● Description of the task
Every record here needs to be written out again exactly.

── Provided records

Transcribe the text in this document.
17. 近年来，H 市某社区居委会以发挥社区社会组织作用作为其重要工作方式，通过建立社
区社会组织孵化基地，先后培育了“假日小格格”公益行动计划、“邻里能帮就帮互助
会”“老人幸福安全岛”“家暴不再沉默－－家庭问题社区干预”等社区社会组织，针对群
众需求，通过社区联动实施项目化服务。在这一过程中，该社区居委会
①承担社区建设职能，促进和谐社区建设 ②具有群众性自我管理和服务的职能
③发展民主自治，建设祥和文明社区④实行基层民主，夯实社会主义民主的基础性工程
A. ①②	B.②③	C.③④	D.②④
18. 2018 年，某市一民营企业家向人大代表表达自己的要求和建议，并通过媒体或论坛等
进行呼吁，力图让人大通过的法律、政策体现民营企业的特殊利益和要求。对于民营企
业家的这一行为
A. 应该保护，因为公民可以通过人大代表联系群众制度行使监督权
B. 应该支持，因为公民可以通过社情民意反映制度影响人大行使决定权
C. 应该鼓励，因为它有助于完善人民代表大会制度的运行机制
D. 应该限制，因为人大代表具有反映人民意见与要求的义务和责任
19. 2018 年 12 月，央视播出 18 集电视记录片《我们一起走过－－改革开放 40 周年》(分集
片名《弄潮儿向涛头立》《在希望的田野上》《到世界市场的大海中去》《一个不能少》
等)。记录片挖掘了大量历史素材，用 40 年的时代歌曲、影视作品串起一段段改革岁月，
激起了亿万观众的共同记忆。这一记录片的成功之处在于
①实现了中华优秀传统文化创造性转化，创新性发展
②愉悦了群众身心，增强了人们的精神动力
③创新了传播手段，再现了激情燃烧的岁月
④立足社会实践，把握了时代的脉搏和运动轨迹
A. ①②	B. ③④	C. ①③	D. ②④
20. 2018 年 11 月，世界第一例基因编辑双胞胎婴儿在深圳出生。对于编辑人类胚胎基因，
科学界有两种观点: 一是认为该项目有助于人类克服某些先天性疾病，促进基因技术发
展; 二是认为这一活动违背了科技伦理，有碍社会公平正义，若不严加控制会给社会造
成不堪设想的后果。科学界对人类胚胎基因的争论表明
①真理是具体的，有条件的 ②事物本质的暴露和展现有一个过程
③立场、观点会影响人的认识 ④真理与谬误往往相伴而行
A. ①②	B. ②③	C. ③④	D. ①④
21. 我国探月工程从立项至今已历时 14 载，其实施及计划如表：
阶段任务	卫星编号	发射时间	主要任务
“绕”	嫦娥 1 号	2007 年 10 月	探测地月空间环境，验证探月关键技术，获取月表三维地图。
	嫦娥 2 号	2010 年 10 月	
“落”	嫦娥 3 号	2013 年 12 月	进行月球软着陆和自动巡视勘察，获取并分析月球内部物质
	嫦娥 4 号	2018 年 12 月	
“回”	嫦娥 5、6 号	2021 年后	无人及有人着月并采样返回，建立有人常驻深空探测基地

────

● Response
Transcribe the text in this document.
17. 近年来，H 市某社区居委会以发挥社区社会组织作用作为其重要工作方式，通过建立社
区社会组织孵化基地，先后培育了“假日小格格”公益行动计划、“邻里能帮就帮互助
会”“老人幸福安全岛”“家暴不再沉默－－家庭问题社区干预”等社区社会组织，针对群
众需求，通过社区联动实施项目化服务。在这一过程中，该社区居委会
①承担社区建设职能，促进和谐社区建设 ②具有群众性自我管理和服务的职能
③发展民主自治，建设祥和文明社区④实行基层民主，夯实社会主义民主的基础性工程
A. ①②	B.②③	C.③④	D.②④
18. 2018 年，某市一民营企业家向人大代表表达自己的要求和建议，并通过媒体或论坛等
进行呼吁，力图让人大通过的法律、政策体现民营企业的特殊利益和要求。对于民营企
业家的这一行为
A. 应该保护，因为公民可以通过人大代表联系群众制度行使监督权
B. 应该支持，因为公民可以通过社情民意反映制度影响人大行使决定权
C. 应该鼓励，因为它有助于完善人民代表大会制度的运行机制
D. 应该限制，因为人大代表具有反映人民意见与要求的义务和责任
19. 2018 年 12 月，央视播出 18 集电视记录片《我们一起走过－－改革开放 40 周年》(分集
片名《弄潮儿向涛头立》《在希望的田野上》《到世界市场的大海中去》《一个不能少》
等)。记录片挖掘了大量历史素材，用 40 年的时代歌曲、影视作品串起一段段改革岁月，
激起了亿万观众的共同记忆。这一记录片的成功之处在于
①实现了中华优秀传统文化创造性转化，创新性发展
②愉悦了群众身心，增强了人们的精神动力
③创新了传播手段，再现了激情燃烧的岁月
④立足社会实践，把握了时代的脉搏和运动轨迹
A. ①②	B. ③④	C. ①③	D. ②④
20. 2018 年 11 月，世界第一例基因编辑双胞胎婴儿在深圳出生。对于编辑人类胚胎基因，
科学界有两种观点: 一是认为该项目有助于人类克服某些先天性疾病，促进基因技术发
展; 二是认为这一活动违背了科技伦理，有碍社会公平正义，若不严加控制会给社会造
成不堪设想的后果。科学界对人类胚胎基因的争论表明
①真理是具体的，有条件的 ②事物本质的暴露和展现有一个过程
③立场、观点会影响人的认识 ④真理与谬误往往相伴而行
A. ①②	B. ②③	C. ③④	D. ①④
21. 我国探月工程从立项至今已历时 14 载，其实施及计划如表：
阶段任务	卫星编号	发射时间	主要任务
“绕”	嫦娥 1 号	2007 年 10 月	探测地月空间环境，验证探月关键技术，获取月表三维地图。
	嫦娥 2 号	2010 年 10 月	
“落”	嫦娥 3 号	2013 年 12 月	进行月球软着陆和自动巡视勘察，获取并分析月球内部物质
	嫦娥 4 号	2018 年 12 月	
“回”	嫦娥 5、6 号	2021 年后	无人及有人着月并采样返回，建立有人常驻深空探测基地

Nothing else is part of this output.